== WHAT YOU HAVE TO DO ==
Report only how many lines of the entries below contain the string "horizontal".

[Records that describe figures]

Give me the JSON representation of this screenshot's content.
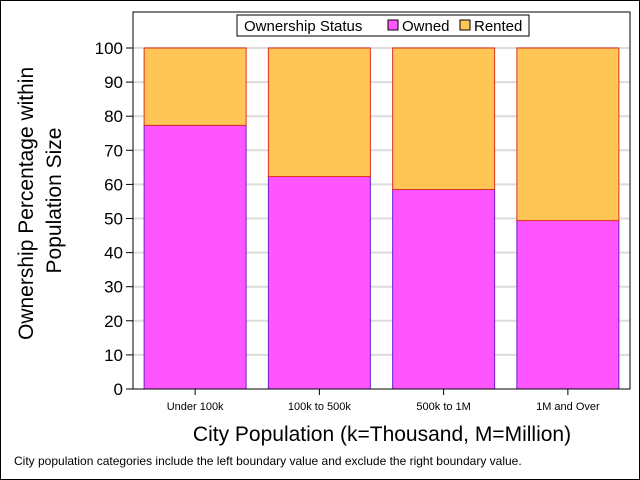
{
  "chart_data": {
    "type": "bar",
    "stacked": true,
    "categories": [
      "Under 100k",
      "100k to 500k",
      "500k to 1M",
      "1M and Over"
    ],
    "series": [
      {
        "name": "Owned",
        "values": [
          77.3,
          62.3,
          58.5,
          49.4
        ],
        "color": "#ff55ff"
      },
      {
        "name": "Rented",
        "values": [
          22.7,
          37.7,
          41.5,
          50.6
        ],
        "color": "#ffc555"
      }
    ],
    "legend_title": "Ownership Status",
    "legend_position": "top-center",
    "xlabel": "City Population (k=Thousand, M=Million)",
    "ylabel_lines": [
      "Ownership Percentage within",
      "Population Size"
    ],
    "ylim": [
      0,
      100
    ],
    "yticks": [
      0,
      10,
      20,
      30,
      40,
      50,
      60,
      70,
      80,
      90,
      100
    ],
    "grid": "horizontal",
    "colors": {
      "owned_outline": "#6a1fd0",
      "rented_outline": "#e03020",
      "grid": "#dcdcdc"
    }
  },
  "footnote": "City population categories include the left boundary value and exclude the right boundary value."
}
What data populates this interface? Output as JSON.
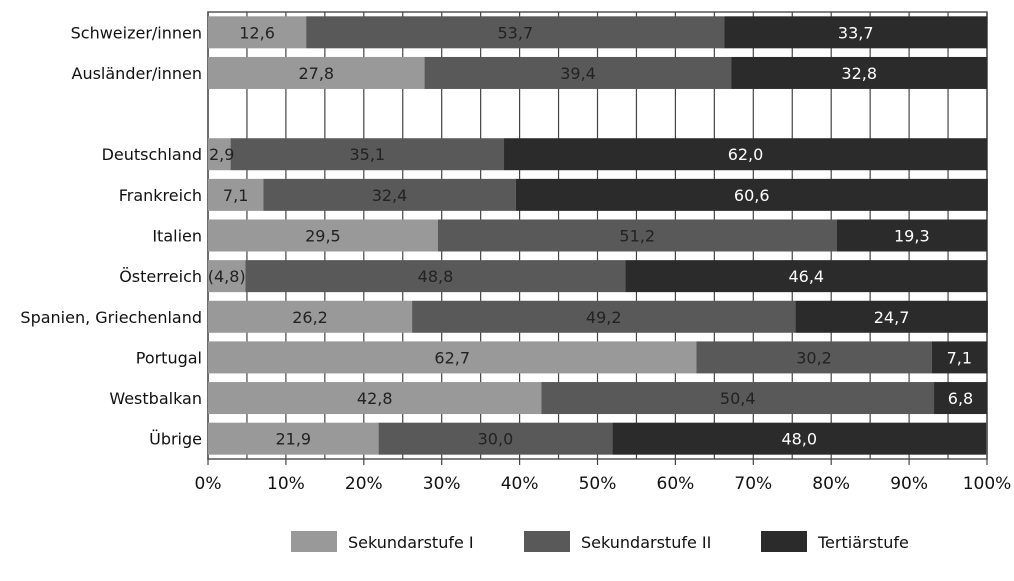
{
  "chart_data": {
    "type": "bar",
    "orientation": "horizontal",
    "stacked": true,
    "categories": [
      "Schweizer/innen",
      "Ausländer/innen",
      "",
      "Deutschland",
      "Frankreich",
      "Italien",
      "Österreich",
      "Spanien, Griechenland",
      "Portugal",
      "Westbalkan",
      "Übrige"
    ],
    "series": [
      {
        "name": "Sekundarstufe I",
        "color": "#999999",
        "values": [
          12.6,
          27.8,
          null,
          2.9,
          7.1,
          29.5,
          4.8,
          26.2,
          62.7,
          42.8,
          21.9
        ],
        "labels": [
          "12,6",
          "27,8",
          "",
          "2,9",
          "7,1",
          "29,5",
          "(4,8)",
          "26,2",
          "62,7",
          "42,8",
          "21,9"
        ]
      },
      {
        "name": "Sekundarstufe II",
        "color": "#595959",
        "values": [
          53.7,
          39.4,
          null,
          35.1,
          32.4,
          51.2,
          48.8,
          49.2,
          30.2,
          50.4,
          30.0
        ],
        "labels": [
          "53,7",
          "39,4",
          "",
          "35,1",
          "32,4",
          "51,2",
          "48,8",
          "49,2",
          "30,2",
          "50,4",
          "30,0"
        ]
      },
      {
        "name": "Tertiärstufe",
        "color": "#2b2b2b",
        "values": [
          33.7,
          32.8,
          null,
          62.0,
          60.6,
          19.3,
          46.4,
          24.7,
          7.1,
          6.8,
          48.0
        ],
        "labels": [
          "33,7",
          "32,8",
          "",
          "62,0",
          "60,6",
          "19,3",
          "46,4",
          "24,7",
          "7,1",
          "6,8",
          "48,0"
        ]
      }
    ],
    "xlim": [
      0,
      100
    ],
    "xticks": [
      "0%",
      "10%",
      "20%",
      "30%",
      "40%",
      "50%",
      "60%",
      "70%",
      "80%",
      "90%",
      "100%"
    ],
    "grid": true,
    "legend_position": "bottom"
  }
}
---
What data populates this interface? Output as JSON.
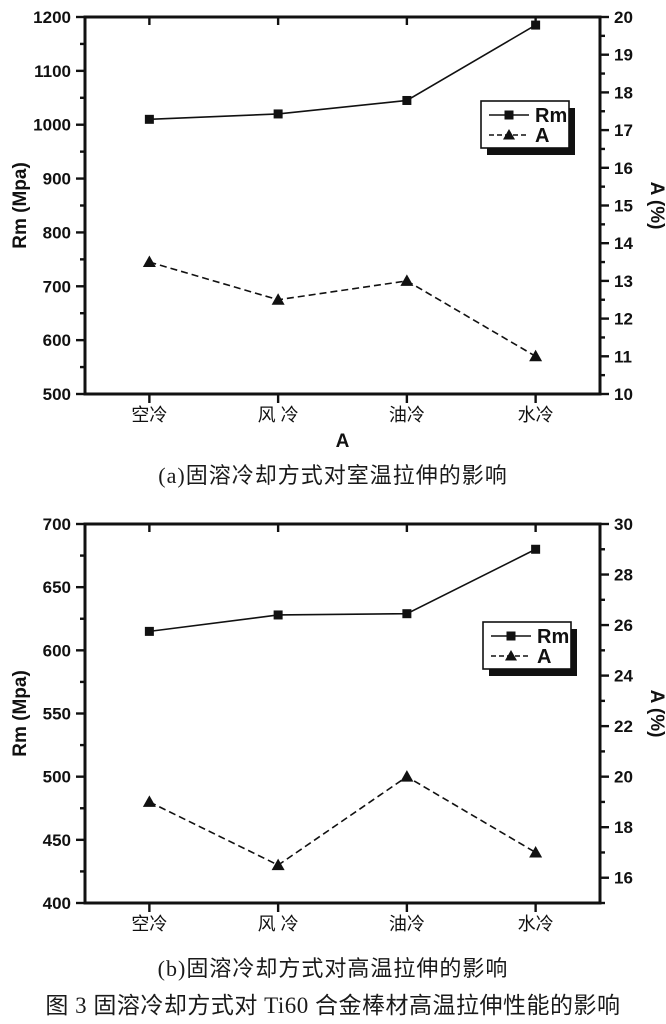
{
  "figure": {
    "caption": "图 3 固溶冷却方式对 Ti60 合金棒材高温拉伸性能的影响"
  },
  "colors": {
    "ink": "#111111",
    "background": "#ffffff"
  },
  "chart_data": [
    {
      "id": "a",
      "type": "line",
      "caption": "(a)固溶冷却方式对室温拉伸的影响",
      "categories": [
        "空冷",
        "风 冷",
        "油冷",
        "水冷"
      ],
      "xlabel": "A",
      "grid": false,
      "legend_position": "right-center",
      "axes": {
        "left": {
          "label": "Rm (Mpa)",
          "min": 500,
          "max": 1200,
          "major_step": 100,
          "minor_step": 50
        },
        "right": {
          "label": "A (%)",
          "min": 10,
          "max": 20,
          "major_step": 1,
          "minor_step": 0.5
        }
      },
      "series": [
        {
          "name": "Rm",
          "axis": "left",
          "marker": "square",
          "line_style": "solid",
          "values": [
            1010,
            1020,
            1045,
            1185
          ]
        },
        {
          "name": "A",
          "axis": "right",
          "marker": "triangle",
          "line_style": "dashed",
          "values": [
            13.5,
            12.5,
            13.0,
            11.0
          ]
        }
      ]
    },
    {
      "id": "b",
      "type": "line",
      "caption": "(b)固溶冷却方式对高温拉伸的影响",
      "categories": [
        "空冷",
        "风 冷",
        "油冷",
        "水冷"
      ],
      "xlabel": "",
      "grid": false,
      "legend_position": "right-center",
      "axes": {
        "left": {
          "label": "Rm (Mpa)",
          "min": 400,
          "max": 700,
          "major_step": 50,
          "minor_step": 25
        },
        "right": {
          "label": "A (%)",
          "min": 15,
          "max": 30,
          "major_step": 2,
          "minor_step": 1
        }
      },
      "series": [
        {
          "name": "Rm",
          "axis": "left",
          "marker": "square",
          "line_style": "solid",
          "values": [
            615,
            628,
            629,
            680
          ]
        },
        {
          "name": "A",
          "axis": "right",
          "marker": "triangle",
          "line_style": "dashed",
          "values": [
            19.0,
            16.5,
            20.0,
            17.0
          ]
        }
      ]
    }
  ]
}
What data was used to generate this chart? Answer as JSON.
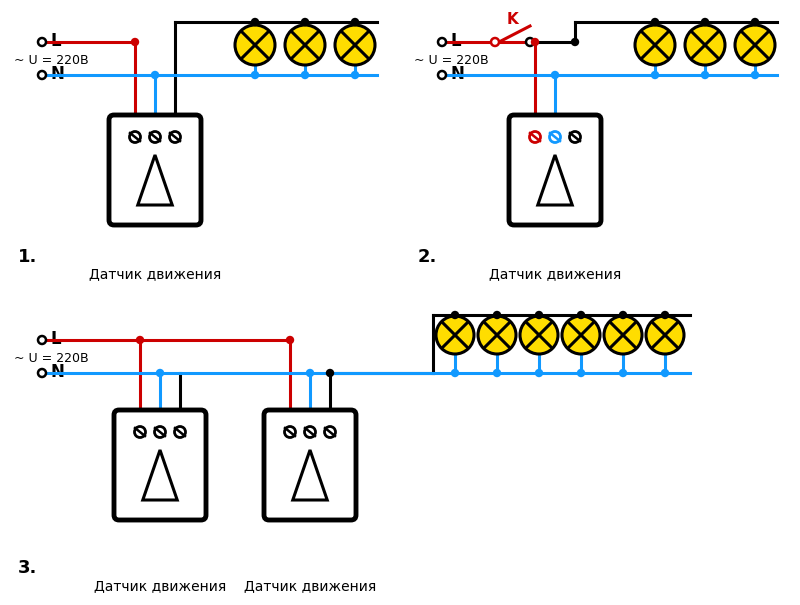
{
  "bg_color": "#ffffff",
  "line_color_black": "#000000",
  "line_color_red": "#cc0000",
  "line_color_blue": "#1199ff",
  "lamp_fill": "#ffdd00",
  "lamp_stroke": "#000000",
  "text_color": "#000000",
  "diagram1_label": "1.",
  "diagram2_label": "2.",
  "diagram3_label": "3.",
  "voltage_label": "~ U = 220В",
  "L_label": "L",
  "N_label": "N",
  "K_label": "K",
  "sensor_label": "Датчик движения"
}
--
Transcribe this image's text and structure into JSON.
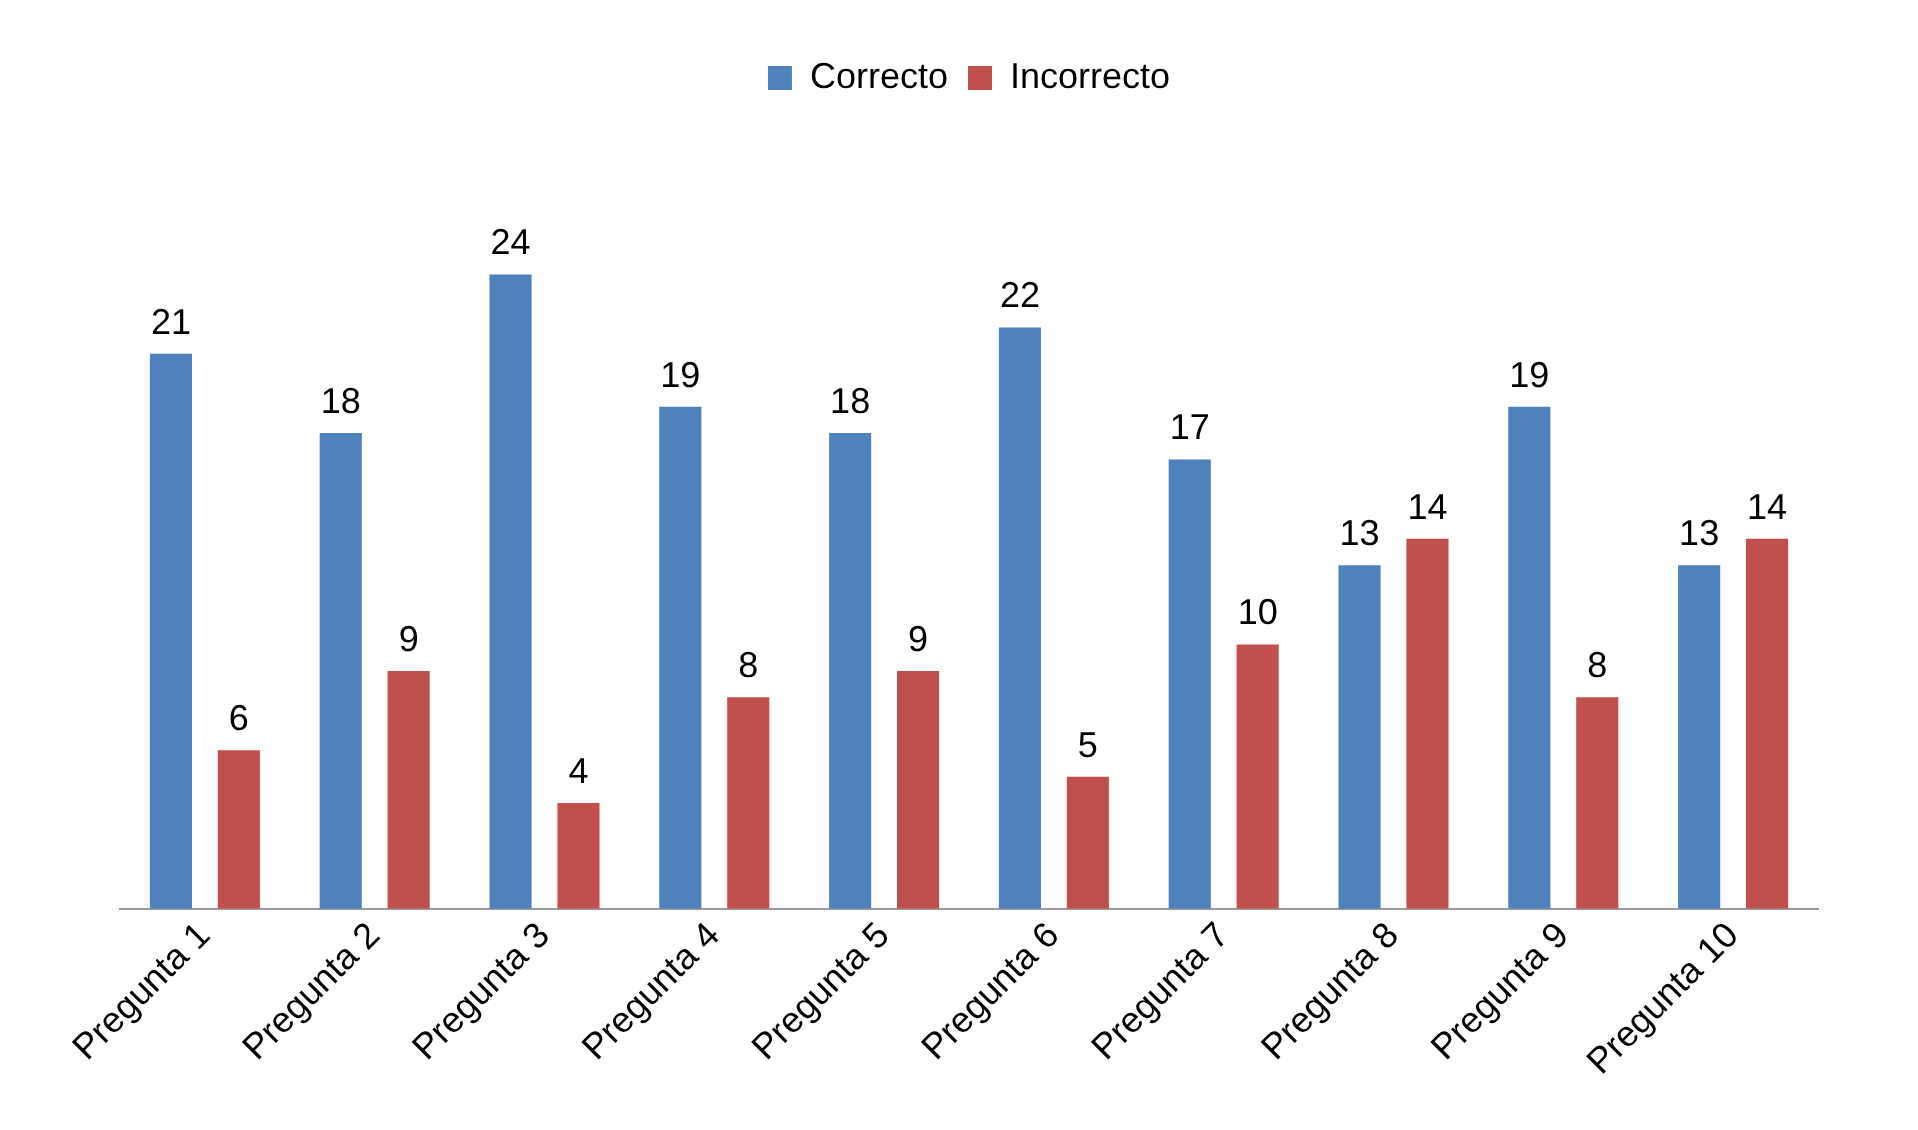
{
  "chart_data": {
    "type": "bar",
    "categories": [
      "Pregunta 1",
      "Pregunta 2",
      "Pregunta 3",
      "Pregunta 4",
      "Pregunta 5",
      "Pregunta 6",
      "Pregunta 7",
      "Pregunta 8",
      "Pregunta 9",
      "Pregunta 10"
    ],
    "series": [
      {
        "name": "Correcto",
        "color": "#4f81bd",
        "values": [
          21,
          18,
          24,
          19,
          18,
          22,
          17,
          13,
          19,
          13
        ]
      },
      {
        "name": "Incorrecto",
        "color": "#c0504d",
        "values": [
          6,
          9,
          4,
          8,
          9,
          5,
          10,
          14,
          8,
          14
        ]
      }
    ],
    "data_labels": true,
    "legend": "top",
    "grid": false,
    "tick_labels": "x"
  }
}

== REPLY TO THE EXERCISE ==
2